**PROVIDED RECORDS:**
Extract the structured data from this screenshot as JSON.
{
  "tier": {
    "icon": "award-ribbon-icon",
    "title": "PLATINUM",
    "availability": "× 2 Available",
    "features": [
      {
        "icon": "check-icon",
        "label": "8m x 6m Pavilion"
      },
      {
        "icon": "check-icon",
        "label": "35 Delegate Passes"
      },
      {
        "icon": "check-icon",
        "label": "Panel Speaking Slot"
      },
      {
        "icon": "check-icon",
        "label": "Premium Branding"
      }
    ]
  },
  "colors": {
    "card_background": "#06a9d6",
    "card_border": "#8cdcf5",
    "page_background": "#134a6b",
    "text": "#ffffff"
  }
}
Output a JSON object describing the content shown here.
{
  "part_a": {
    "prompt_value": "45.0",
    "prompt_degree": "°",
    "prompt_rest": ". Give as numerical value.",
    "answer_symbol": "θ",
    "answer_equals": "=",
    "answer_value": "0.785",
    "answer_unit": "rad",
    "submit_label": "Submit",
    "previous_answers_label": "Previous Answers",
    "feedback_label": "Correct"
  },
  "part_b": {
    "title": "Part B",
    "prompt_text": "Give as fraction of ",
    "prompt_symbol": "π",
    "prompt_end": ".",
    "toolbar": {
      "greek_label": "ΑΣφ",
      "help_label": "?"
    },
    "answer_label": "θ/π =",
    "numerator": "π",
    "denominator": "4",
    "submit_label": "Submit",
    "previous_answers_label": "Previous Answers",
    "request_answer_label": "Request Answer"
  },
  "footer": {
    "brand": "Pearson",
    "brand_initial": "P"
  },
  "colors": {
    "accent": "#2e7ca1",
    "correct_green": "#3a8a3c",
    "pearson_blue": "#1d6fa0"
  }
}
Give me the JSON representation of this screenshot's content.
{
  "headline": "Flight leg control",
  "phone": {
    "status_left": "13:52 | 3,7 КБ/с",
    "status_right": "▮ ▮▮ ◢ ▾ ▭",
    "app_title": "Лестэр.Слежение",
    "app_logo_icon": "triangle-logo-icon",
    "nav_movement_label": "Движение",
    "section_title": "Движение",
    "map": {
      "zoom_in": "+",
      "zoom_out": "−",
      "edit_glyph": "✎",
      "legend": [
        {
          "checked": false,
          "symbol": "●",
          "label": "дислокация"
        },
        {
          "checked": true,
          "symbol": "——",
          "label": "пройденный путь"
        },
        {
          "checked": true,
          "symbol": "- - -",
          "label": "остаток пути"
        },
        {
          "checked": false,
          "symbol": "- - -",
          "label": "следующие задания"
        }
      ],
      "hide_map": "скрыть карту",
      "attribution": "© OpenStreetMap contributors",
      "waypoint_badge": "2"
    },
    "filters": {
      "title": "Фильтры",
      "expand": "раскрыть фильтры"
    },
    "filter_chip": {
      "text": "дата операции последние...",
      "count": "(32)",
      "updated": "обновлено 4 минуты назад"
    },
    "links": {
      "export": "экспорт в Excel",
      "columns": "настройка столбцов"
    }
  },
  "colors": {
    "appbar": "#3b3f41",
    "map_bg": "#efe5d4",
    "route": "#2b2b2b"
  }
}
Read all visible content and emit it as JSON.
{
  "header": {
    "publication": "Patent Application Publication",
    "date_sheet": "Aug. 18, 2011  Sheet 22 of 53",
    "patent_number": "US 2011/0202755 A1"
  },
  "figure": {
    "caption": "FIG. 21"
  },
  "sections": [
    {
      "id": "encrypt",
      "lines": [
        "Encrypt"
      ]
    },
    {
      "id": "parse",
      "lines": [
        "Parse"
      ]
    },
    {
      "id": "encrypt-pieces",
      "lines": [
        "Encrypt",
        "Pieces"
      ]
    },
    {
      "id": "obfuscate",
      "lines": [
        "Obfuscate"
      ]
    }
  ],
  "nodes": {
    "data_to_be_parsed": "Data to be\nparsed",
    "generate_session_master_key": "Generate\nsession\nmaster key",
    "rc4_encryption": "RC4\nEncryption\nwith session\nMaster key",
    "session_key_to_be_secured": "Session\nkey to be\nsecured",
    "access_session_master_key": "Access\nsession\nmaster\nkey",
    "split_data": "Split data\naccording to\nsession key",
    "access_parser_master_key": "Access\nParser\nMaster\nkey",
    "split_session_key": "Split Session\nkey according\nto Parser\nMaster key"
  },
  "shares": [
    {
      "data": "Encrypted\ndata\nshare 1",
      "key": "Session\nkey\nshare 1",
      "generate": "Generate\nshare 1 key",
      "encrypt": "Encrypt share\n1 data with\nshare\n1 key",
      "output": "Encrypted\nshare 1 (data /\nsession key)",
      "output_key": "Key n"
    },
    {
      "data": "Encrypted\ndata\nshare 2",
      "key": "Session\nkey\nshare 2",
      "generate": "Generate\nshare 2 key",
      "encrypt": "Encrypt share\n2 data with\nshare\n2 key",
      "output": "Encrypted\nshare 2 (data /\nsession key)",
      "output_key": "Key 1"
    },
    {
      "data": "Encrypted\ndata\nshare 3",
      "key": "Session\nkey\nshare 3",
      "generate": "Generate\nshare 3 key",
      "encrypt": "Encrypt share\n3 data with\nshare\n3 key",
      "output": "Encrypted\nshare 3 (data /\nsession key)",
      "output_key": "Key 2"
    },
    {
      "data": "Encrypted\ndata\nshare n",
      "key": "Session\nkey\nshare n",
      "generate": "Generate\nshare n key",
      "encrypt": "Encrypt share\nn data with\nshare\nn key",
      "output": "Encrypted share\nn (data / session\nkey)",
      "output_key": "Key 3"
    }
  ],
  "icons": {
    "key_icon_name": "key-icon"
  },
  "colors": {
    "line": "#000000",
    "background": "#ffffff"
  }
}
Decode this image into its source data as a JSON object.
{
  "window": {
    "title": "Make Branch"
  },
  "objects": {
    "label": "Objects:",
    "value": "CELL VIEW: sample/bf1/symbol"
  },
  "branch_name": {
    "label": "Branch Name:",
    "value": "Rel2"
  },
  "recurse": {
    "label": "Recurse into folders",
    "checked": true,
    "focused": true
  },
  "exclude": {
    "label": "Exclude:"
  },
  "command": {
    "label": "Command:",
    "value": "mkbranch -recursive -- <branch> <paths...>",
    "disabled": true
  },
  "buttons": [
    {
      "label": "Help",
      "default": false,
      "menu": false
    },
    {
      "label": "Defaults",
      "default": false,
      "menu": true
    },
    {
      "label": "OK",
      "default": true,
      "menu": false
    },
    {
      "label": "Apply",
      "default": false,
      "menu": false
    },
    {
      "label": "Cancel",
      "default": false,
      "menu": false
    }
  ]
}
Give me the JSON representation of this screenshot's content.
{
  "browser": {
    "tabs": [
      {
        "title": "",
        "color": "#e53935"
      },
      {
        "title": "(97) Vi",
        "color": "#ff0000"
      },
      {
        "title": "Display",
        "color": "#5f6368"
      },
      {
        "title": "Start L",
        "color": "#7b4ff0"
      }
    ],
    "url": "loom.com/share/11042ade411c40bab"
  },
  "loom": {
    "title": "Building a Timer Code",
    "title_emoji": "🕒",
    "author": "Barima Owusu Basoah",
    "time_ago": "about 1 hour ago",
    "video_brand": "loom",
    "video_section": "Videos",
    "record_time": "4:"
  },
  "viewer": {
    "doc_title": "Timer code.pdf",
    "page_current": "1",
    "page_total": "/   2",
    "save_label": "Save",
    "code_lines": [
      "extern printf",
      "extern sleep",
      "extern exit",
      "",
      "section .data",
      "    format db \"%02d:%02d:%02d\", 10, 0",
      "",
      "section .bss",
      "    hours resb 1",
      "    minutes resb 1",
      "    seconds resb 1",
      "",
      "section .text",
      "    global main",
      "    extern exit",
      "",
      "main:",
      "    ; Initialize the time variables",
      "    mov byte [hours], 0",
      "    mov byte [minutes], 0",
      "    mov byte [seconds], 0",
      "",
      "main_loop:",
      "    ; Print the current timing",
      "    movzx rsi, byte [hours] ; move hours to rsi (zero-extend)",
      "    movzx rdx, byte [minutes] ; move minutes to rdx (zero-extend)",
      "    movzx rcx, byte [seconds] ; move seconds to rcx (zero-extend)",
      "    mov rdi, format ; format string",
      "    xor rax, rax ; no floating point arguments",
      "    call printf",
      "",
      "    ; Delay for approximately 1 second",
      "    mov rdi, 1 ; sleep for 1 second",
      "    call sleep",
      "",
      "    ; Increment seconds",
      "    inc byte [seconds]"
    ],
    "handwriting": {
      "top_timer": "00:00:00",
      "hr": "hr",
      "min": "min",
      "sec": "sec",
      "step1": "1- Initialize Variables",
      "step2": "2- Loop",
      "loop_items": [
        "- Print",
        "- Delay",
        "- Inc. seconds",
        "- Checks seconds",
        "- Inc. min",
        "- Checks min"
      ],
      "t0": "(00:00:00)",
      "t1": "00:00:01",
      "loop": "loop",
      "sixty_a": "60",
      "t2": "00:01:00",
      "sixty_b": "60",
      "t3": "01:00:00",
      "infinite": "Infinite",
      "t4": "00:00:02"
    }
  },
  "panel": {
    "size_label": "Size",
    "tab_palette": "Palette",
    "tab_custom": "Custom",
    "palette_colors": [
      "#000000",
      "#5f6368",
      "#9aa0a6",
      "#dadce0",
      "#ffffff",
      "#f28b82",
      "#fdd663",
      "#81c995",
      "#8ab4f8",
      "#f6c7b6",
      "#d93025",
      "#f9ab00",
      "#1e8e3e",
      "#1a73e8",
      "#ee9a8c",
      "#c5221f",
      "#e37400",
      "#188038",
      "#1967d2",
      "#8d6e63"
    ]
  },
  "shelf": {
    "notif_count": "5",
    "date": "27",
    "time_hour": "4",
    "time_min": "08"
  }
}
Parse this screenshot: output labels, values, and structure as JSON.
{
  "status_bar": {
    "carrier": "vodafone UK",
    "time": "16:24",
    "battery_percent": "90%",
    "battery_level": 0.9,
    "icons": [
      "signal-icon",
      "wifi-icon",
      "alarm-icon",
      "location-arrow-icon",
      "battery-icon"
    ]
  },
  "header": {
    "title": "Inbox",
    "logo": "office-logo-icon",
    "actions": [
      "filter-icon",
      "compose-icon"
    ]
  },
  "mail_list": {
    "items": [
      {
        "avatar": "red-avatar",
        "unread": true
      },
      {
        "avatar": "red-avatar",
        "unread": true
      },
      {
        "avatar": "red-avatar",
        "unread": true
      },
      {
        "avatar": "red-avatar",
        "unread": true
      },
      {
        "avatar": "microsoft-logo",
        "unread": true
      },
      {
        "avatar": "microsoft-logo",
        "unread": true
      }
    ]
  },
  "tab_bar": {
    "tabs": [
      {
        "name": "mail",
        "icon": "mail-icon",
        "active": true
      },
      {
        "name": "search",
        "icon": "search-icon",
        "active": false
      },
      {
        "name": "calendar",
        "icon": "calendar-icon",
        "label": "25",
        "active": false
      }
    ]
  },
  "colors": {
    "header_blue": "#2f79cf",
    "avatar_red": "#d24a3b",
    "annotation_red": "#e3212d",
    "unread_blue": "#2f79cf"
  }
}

**TASK DIRECTIONS:**
Copy every line that contains the string "hours".

**SOLUTION TO THIS PROBLEM:**
      "    hours resb 1",
      "    mov byte [hours], 0",
      "    movzx rsi, byte [hours] ; move hours to rsi (zero-extend)",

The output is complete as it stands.